TEXT SHOWN →
-------------------------
However, a second type of iterative adjustment is possible : if, during any tournament, the grade increases more than 60 points, then the iterative system is performed. This only works for positive variations. There are no iteration for negative variations, except during the very first tournament of new players.

These correction are also useful for their opponents, as the correction occurs before all the calculations.
For example, if a young player has gone from 5 kyu to 1 dan during the holidays, and they get a +200 correction, their opponents are considered to have lost against a 3 kyu player instead of a 5 kyu.

Also, the french federation uses a weighting parameter for handicap games that is biased towards the higher grades : the variation of the players for a handicap games are multiplied by (1 - H/10), except if while looses. In this case, the variation of white's grade is again multiplied by (1 - H/10).
It means that handicap games are weighted at 90 % of their values for a 1 stone handicap, 10 % for a 9 stone game, and that strong players have a special protection when they play handicap games against weaker players. For a 9 stone game, their variation is only 10 % of the calculation if they win, but 1 % if they loose (their opponent still have 10 % in this case).
-------------------------
[Data records]
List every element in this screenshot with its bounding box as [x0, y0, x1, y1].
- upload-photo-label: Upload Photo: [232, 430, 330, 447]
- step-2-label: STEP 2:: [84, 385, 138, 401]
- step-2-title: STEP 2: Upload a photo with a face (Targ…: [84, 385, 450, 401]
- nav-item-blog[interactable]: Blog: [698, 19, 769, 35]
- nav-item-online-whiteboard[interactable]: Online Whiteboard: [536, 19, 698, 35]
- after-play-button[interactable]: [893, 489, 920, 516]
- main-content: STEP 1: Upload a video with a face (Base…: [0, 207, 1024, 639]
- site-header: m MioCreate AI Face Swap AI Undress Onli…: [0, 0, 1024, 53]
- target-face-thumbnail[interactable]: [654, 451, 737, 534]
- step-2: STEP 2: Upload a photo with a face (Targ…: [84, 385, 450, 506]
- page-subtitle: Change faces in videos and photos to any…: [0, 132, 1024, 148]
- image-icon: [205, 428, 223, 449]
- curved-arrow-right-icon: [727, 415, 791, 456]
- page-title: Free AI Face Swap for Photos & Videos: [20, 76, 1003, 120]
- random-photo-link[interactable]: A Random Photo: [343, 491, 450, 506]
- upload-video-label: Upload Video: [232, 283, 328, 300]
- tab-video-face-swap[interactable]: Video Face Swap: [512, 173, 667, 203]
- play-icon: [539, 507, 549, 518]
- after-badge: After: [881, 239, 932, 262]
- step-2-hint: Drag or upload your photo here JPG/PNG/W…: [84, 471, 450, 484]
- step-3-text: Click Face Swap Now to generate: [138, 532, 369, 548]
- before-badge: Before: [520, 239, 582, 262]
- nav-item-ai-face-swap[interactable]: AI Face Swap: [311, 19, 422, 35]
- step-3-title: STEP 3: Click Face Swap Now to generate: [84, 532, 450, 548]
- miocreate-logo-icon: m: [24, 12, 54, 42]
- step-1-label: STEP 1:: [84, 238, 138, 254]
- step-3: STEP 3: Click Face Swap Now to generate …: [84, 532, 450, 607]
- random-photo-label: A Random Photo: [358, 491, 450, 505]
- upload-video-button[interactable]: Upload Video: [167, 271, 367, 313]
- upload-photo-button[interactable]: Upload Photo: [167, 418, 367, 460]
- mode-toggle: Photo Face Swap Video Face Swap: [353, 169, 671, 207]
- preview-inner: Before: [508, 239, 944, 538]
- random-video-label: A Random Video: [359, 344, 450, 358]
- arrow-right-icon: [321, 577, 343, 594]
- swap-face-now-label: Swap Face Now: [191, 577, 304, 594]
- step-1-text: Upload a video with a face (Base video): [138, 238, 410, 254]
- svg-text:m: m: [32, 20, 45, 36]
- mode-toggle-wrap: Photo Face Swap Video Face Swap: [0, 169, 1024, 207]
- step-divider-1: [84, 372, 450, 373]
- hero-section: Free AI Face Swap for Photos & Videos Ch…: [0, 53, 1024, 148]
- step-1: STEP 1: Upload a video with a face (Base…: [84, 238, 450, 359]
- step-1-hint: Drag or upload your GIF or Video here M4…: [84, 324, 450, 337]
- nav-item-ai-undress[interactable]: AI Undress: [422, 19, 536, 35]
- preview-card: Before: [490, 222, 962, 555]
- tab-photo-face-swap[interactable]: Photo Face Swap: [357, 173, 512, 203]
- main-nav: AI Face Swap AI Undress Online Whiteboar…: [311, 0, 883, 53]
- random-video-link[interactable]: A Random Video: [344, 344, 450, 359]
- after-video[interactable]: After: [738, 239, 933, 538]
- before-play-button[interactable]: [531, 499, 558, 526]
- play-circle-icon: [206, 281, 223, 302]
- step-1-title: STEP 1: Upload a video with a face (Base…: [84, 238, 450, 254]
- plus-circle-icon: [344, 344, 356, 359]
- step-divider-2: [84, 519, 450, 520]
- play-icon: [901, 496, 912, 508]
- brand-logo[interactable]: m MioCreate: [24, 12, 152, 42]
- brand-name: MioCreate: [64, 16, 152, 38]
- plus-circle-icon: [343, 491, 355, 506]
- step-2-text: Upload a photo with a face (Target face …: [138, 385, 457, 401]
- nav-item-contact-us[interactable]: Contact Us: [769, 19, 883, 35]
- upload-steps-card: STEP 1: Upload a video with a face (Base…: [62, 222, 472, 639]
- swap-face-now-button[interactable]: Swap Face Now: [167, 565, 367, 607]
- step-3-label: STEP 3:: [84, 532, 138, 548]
-------------------------
EXERCISE REQUIREMENTS →
(a) Answer these questions using the rating-system text:
(i) How much must a grade rise during a tournament for the iterative system to be performed?
(ii) What correction does the young player in the example get?
(iii) At what percentage of its value is a game with a 1 stone handicap weighted?
(b) Decide whether each statement agrees with the rating-system text. Give yes or no and quote the words that settle it.
(i) Established players also receive iteration for negative variations.
(ii) The correction is applied before all the calculations.
(iii) A 9 stone handicap game is weighted at 10 % of its value.
(c) Extend the rating-system text, starting right after its last sentence.
The data records are not needed for any of this work.

ANSWERS TO THE TASKS →
(a)
(i) More than 60 points.
(ii) A +200 correction.
(iii) 90 %.

(b)
(i) No: "There are no iteration for negative variations, except during the very first tournament of new players."
(ii) Yes: "as the correction occurs before all the calculations."
(iii) Yes: "10 % for a 9 stone game"

(c)
gennan
Lives in gote
Posts: 497
Joined: Fri Sep 22, 2017 2:08 am
Rank: EGF 3d
GD Posts: 0
Universal go server handle: gennan
Location: Netherlands
Has thanked: 273 times
Been thanked: 147 times

Re: Revised European go ratings

Post by gennan »

It does seem quite complicated to invent a rating system to robustly accomodate quickly improving players that play few tournaments. I suspect it's just about impossible to get it right. You may add many rules and variables, but basically the system just does not have enough information from tournament game results alone.

For kyu players especially, just believing the declared rank seems like a better strategy (like Herman says). A system that liberally resets kyu ratings tends to be closer to the truth than a system that adheres much more weight to the previous rating than the currently declared rank. If a 9k club player became 6k in the period after his most recent tournament 6 months earlier (based on his personal experience in handicap club games played in between), why not just have him declare himself 6k in the next tournament and have the system adhere much belief to that information (like the tournament organizers)?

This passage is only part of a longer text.